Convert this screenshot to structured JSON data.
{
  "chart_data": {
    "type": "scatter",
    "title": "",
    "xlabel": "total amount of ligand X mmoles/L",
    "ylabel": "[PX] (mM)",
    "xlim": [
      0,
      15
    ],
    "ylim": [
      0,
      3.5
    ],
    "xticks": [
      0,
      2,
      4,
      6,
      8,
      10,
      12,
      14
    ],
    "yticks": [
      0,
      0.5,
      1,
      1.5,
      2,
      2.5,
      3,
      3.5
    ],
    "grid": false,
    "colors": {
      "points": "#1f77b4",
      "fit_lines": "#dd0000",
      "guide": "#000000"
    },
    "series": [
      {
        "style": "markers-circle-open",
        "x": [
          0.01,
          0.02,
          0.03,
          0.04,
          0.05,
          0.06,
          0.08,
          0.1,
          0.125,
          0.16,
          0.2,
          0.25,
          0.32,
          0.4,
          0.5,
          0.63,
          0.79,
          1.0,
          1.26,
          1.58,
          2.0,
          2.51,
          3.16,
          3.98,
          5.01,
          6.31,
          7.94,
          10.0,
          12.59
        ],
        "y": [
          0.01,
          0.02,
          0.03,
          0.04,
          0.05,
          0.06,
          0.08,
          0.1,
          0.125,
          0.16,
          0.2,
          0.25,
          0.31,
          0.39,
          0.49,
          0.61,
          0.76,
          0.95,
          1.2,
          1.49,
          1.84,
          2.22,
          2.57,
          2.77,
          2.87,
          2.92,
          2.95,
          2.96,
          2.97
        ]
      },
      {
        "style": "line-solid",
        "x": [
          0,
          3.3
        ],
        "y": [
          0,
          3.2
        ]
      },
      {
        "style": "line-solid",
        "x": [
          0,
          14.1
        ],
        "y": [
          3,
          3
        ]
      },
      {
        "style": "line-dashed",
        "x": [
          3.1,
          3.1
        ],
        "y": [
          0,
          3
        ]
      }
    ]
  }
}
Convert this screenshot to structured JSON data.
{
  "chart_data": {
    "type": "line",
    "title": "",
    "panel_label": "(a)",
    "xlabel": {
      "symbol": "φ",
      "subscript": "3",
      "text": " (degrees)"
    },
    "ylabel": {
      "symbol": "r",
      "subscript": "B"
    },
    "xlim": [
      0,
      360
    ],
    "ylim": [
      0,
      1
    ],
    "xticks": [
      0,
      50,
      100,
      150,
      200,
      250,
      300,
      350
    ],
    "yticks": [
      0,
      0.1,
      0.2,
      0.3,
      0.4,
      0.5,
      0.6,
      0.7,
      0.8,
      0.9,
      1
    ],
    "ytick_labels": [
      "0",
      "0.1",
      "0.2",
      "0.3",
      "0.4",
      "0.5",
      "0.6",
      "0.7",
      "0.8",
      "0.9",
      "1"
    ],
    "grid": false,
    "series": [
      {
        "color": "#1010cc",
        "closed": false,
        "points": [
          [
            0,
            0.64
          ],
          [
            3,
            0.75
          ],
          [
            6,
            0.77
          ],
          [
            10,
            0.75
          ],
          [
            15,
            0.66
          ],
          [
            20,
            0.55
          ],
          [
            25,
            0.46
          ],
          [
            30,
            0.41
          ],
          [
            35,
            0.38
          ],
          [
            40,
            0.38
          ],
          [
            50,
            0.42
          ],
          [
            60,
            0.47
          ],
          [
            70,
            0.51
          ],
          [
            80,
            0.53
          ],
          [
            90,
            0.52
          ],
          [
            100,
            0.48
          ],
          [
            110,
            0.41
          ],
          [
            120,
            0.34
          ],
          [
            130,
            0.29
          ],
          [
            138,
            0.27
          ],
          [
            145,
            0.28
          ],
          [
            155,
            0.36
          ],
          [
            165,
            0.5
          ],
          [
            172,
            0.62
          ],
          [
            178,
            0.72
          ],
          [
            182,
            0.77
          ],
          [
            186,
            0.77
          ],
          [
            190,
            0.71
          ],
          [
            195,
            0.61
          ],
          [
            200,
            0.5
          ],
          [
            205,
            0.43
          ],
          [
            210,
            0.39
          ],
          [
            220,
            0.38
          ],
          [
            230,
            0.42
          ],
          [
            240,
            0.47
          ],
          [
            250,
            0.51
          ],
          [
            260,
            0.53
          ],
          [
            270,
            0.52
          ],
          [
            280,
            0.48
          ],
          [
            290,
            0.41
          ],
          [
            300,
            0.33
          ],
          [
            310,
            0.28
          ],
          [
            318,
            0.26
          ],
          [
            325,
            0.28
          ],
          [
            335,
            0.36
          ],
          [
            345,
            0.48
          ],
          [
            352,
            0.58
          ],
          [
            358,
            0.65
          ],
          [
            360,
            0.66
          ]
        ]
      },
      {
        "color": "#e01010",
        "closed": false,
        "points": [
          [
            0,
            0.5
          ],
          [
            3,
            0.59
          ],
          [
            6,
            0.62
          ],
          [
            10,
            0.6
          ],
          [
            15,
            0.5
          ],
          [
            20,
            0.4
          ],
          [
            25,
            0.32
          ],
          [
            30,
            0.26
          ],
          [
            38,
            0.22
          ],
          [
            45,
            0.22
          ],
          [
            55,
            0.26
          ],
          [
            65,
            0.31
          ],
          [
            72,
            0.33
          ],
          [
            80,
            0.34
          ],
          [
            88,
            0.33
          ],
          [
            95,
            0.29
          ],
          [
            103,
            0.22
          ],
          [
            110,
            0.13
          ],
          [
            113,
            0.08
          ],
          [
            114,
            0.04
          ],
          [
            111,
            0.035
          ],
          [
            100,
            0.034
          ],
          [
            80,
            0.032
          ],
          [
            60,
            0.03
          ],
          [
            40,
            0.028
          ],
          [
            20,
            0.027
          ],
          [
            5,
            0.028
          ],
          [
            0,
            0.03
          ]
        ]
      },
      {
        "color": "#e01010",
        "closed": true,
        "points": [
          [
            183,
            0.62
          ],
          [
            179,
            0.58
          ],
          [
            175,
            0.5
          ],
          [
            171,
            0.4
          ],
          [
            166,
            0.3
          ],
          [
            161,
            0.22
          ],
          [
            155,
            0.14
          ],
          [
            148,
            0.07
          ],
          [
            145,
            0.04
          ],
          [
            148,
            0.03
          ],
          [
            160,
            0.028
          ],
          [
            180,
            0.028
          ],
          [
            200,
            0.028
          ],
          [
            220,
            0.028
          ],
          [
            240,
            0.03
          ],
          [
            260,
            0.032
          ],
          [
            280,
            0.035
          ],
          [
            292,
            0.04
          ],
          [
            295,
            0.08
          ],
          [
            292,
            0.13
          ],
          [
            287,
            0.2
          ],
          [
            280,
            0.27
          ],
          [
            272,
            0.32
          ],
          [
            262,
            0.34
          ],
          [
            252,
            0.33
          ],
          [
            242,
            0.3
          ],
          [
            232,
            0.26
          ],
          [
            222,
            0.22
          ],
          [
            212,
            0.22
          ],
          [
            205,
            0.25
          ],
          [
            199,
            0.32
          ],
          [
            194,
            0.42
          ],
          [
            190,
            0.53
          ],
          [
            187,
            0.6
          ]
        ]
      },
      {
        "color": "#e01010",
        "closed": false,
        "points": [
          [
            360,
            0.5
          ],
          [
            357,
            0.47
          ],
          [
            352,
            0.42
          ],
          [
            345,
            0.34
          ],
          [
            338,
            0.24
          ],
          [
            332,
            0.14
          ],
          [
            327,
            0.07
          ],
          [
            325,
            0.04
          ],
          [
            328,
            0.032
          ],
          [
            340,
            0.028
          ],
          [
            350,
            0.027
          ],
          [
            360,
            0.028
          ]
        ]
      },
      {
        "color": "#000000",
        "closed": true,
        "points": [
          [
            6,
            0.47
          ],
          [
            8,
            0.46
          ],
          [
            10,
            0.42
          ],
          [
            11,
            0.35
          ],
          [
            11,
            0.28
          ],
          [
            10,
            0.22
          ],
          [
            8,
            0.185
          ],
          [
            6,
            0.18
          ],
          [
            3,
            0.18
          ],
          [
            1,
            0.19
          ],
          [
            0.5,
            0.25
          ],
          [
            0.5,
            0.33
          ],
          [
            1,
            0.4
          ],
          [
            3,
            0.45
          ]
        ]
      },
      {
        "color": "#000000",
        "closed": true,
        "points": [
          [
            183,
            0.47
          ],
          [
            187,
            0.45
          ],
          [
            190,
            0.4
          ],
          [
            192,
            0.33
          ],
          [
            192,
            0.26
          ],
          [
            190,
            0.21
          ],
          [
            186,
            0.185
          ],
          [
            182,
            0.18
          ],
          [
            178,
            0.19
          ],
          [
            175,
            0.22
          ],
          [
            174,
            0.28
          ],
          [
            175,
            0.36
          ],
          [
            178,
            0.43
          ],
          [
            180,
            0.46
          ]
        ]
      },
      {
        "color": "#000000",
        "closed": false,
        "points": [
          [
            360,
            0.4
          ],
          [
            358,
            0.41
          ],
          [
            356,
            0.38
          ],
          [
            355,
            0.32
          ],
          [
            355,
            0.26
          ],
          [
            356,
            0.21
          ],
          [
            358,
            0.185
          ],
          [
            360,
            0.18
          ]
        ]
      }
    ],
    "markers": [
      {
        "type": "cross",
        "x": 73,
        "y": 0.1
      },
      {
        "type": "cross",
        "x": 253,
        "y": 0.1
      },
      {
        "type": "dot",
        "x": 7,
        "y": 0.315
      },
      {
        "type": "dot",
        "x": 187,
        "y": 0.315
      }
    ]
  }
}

━━━━

**REQUIRED TASK:** Which lines hold the word "style"? Return all of them from the records above.

**RESPONSE FOR THIS EXERCISE:**
        "style": "markers-circle-open",
        "style": "line-solid",
        "style": "line-solid",
        "style": "line-dashed",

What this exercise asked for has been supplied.